◆ Directions
Go through the listing and write out all of it exactly.

--------------------------------------------------

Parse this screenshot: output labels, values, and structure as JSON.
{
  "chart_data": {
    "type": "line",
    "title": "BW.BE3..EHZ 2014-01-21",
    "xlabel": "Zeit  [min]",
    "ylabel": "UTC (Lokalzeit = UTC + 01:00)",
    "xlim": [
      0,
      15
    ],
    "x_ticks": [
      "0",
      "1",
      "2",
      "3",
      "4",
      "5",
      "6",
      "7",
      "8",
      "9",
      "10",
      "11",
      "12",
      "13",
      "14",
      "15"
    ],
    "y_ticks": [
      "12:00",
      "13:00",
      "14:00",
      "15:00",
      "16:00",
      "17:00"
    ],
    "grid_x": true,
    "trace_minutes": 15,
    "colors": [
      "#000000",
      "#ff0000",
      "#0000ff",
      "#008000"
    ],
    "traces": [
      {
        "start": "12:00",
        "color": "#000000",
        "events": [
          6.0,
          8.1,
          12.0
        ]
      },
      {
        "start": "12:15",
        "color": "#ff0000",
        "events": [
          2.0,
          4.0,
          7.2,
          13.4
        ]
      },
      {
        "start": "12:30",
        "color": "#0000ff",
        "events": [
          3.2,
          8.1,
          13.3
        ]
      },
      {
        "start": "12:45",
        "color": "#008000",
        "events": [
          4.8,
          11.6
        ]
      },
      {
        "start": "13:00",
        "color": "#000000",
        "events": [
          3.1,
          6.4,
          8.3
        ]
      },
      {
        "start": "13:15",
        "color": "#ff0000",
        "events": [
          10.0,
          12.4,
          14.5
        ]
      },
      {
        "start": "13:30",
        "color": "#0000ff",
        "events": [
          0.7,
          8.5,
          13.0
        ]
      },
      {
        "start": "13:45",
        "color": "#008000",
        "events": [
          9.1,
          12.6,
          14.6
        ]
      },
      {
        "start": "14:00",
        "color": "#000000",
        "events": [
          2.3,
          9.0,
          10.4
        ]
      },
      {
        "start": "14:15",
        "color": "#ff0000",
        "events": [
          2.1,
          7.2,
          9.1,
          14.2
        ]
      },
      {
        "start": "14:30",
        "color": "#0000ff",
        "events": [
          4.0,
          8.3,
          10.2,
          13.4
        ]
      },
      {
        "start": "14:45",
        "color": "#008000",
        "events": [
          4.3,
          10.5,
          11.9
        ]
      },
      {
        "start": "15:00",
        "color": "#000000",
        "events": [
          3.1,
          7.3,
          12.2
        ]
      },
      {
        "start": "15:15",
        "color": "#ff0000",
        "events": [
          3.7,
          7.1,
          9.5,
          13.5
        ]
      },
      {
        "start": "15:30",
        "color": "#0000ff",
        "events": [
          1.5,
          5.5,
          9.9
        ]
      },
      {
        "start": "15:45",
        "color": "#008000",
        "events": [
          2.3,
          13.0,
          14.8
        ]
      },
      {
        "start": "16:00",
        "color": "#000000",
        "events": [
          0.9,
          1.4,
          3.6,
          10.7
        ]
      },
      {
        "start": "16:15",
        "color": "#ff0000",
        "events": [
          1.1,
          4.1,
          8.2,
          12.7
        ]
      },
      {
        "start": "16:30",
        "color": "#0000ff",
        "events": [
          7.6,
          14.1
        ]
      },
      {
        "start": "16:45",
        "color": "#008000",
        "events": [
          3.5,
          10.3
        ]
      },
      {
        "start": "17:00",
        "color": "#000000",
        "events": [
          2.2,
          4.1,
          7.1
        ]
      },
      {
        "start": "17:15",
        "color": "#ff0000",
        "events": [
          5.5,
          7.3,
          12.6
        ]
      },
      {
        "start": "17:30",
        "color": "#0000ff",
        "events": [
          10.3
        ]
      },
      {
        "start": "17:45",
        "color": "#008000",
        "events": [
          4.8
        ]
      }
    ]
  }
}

--------------------------------------------------

◆ Expected answer
Parse this screenshot: output labels, values, and structure as JSON.
{
  "chart_data": {
    "type": "line",
    "title": "BW.BE3..EHZ 2014-01-21",
    "xlabel": "Zeit  [min]",
    "ylabel": "UTC (Lokalzeit = UTC + 01:00)",
    "xlim": [
      0,
      15
    ],
    "x_ticks": [
      "0",
      "1",
      "2",
      "3",
      "4",
      "5",
      "6",
      "7",
      "8",
      "9",
      "10",
      "11",
      "12",
      "13",
      "14",
      "15"
    ],
    "y_ticks": [
      "12:00",
      "13:00",
      "14:00",
      "15:00",
      "16:00",
      "17:00"
    ],
    "grid_x": true,
    "trace_minutes": 15,
    "colors": [
      "#000000",
      "#ff0000",
      "#0000ff",
      "#008000"
    ],
    "traces": [
      {
        "start": "12:00",
        "color": "#000000",
        "events": [
          6.0,
          8.1,
          12.0
        ]
      },
      {
        "start": "12:15",
        "color": "#ff0000",
        "events": [
          2.0,
          4.0,
          7.2,
          13.4
        ]
      },
      {
        "start": "12:30",
        "color": "#0000ff",
        "events": [
          3.2,
          8.1,
          13.3
        ]
      },
      {
        "start": "12:45",
        "color": "#008000",
        "events": [
          4.8,
          11.6
        ]
      },
      {
        "start": "13:00",
        "color": "#000000",
        "events": [
          3.1,
          6.4,
          8.3
        ]
      },
      {
        "start": "13:15",
        "color": "#ff0000",
        "events": [
          10.0,
          12.4,
          14.5
        ]
      },
      {
        "start": "13:30",
        "color": "#0000ff",
        "events": [
          0.7,
          8.5,
          13.0
        ]
      },
      {
        "start": "13:45",
        "color": "#008000",
        "events": [
          9.1,
          12.6,
          14.6
        ]
      },
      {
        "start": "14:00",
        "color": "#000000",
        "events": [
          2.3,
          9.0,
          10.4
        ]
      },
      {
        "start": "14:15",
        "color": "#ff0000",
        "events": [
          2.1,
          7.2,
          9.1,
          14.2
        ]
      },
      {
        "start": "14:30",
        "color": "#0000ff",
        "events": [
          4.0,
          8.3,
          10.2,
          13.4
        ]
      },
      {
        "start": "14:45",
        "color": "#008000",
        "events": [
          4.3,
          10.5,
          11.9
        ]
      },
      {
        "start": "15:00",
        "color": "#000000",
        "events": [
          3.1,
          7.3,
          12.2
        ]
      },
      {
        "start": "15:15",
        "color": "#ff0000",
        "events": [
          3.7,
          7.1,
          9.5,
          13.5
        ]
      },
      {
        "start": "15:30",
        "color": "#0000ff",
        "events": [
          1.5,
          5.5,
          9.9
        ]
      },
      {
        "start": "15:45",
        "color": "#008000",
        "events": [
          2.3,
          13.0,
          14.8
        ]
      },
      {
        "start": "16:00",
        "color": "#000000",
        "events": [
          0.9,
          1.4,
          3.6,
          10.7
        ]
      },
      {
        "start": "16:15",
        "color": "#ff0000",
        "events": [
          1.1,
          4.1,
          8.2,
          12.7
        ]
      },
      {
        "start": "16:30",
        "color": "#0000ff",
        "events": [
          7.6,
          14.1
        ]
      },
      {
        "start": "16:45",
        "color": "#008000",
        "events": [
          3.5,
          10.3
        ]
      },
      {
        "start": "17:00",
        "color": "#000000",
        "events": [
          2.2,
          4.1,
          7.1
        ]
      },
      {
        "start": "17:15",
        "color": "#ff0000",
        "events": [
          5.5,
          7.3,
          12.6
        ]
      },
      {
        "start": "17:30",
        "color": "#0000ff",
        "events": [
          10.3
        ]
      },
      {
        "start": "17:45",
        "color": "#008000",
        "events": [
          4.8
        ]
      }
    ]
  }
}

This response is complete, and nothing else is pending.